- _TASKS TO CARRY OUT_
A. Can you print the passage of the Lhasa travel account between "Once we made" and "big next day.", inclusive?
B. Which foods and drinks does the Lhasa travel account say the two travelers actually ordered, ate or drank?
C. Can you pick up the Lhasa travel account after its last sentence and carry it forward?

After a few hours of relaxing in our room, Bob came to pick us up for dinner. We drove from our hotel towards the old section of town and on the way we began to notice the large population of Chinese military. Every street corner, every rooftop, every alleyway had them. Eight armed soldiers with machine guns and riot shields to guard a gas station, four to guard an entrance down one street with another four on the opposing corner. The Chinese had an oppressive force here which has clearly extinguished any thought of an uprising. Somehow nearly a 1:1 ratio of armed soldiers seems excessive against prayer wheel wielding peasants.
Once we made it to our destination, and up the arduous and time consuming climb to the second floor restaurant(there must have been at least 12 steps), we enjoyed our first view of the old city Lhasa . This was my first meal with Yak. As the saying goes “when in Rome ” and dads motto “just try it”, I ordered the yak curry, and once again Dad did not heed his own words and had the chicken curry. As far as yak goes, it’s the best I have ever had, dad on the other hand didn’t find his chicken curry, which was more of a chicken cartilage and bone curry, nearly as satisfying. After a quick fireworks show, when one of the many criss-crossed wires, so typical in 3rd world countries, shorted out just outside our window we headed on back to the hotel for our big next day.
The next morning we woke early and headed down to our hotel breakfast buffet. What surprises would lye in store for us today? It mostly consisted of mystery meat and random dishes that were either inedible due to sanitary reason or they just looked gross. We settled on toast and eggs that are fried in their equivalent volume of oil. I also tried the local drink of Yak Butter Tea, the name very accurately describes the taste…After our satisfying meal we headed off to the Potola Palace , which is the seat of both religion and politics in Tibet .
The Potola is an amazing structure. Sitting on top of a small hill in the middle of the city it is truly an imposing structure, and much bigger than we originally had expected. Upon arrival, and providing your Tibet visa again, you are surrounded by peasants that are on their pilgrimage to pay homage to the Dali Lama. In one hand they have there personal prayer wheel, the other, spinning the thousands of other prayer wheels found around the border of the Potola. It requires three circles around the Potola to complete your pilgrimage in increase your enlightenment, we made it once…
The stairs up the front of the Potola were tough for us, but we were able to do it as we were both in much better shape than we were the day before. Upon reaching the top courtyard we were able to hear a Tibetan chant by women who were beating some drums off in the distance as we soaked in the surreal vista. The inside of the Potola was equally as impressive as the exterior. The rooms housed prayer rooms, yak butter candles, and gigantic golden Budhas made from thousands of kilos of gold and precious stones. Some of the rooms felt far to large to be inside of the structure. Bob introduced us to what seemed to be hundreds of types of Budhas, between the two of us I think we can name three.

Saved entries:
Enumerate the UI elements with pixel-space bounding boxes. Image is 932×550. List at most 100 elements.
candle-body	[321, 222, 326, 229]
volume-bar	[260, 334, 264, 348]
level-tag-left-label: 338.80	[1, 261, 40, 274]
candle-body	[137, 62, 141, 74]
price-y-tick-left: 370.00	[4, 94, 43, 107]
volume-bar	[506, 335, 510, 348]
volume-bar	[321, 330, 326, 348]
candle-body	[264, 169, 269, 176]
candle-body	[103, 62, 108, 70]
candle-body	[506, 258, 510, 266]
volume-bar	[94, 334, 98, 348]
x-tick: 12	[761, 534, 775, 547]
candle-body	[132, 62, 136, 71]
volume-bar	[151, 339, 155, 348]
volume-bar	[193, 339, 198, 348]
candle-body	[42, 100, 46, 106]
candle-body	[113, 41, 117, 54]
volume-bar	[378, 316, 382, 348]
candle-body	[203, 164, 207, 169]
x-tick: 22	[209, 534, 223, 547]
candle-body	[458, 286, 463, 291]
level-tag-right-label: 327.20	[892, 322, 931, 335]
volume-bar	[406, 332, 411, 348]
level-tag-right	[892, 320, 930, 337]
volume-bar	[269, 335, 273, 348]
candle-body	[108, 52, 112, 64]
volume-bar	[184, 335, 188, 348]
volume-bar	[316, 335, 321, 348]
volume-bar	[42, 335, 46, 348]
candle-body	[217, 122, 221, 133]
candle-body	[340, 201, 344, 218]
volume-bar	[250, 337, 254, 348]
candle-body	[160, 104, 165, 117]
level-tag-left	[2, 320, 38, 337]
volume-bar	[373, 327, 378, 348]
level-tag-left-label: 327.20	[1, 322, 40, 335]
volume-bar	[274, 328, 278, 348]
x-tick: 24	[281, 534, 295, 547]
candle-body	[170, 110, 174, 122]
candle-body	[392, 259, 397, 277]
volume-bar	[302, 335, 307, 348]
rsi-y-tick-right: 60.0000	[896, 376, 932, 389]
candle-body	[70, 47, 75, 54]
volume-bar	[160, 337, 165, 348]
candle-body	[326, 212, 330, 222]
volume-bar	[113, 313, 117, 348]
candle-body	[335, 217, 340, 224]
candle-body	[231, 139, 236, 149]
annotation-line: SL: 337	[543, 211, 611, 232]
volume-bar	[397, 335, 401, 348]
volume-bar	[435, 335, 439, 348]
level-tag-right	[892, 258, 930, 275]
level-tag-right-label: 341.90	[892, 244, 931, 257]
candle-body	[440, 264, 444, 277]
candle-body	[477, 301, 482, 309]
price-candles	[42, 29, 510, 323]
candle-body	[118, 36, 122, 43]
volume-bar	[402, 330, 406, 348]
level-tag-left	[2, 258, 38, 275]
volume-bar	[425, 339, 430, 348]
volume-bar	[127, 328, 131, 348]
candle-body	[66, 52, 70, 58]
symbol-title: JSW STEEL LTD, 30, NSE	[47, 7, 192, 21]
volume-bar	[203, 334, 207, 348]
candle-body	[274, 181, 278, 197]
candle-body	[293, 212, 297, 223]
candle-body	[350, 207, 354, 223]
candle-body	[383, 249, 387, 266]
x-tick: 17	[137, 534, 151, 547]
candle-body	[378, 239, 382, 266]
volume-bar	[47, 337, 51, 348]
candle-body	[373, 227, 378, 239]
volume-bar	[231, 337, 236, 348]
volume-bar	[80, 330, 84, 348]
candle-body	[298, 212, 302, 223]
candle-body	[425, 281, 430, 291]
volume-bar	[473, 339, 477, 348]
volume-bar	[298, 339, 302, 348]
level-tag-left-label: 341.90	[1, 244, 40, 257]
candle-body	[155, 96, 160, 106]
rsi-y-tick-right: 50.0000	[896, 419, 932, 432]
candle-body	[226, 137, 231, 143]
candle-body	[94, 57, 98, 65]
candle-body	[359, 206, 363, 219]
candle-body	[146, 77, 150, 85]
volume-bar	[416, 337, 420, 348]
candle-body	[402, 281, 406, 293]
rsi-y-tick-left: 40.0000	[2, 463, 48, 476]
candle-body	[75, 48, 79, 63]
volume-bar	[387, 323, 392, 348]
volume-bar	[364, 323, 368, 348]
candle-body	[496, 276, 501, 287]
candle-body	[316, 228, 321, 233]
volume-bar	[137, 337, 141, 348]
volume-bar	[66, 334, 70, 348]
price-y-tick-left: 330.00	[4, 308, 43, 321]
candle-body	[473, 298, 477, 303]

- _RESULTS IN ORDER_
A.
Once we made it to our destination, and up the arduous and time consuming climb to the second floor restaurant(there must have been at least 12 steps), we enjoyed our first view of the old city Lhasa . This was my first meal with Yak. As the saying goes “when in Rome ” and dads motto “just try it”, I ordered the yak curry, and once again Dad did not heed his own words and had the chicken curry. As far as yak goes, it’s the best I have ever had, dad on the other hand didn’t find his chicken curry, which was more of a chicken cartilage and bone curry, nearly as satisfying. After a quick fireworks show, when one of the many criss-crossed wires, so typical in 3rd world countries, shorted out just outside our window we headed on back to the hotel for our big next day.

B.
- Yak curry
- Chicken curry
- Toast
- Eggs fried in oil
- Yak Butter Tea

C.
After our visit to the Potola we went to many other places and had meals that we ….. ate… Most of my meals consisted of Yak: yak dumplings, yak on a stick, chopped yak, ohh the numerous ways to enjoy yak. The menus at most places had a wonderful “chinglish” translation that was always more enjoyable than the meal, which was not difficult. The best was when our guide took us to the best international French Cuisine that Tibet had to offer. Yak Au Pov, Yak Burgeon, Yak Fricassee, the possibilities and dishes with yak are endless. Not only did the food taste terrible in Tibet the presentation was on par with the flavor. I highly doubt that any fine French restauarant would serve their Yak au Pov in a way that made it look like an overcooked cow pie, surely they would have the proper garnishment. The good news about the food was we both lost a kilo while in Tibet .
Among the other sites we saw were the Sera monastery, which is an active monastery in Lhasa and is built on a mountain overlooking the city. The highlights here were the idols and Budhas painted and carved onto rocks around the monastery. We also went to the Barkhor market which is an endless maze in the old part of Tibet that contain what seemed to be thousands of street vendors selling items ranging from yak butter to blenders. At the far end of the market we went into the Jokhang Temple which offered great views overlooking the Barkhor and of the Potola.
Our final day in Tibet we had the unique opportunity to travel into the countryside to a remote monastery. Along the three hour drive out, we were able to see farmers cut hay and barley by hand with a hand scythe. We went into a working mill that was about as archaic as they come. We got lightheaded again as we climbed to 14,400 feet and walked up stairs in and around the monastery. We saw yaks. It was a good day.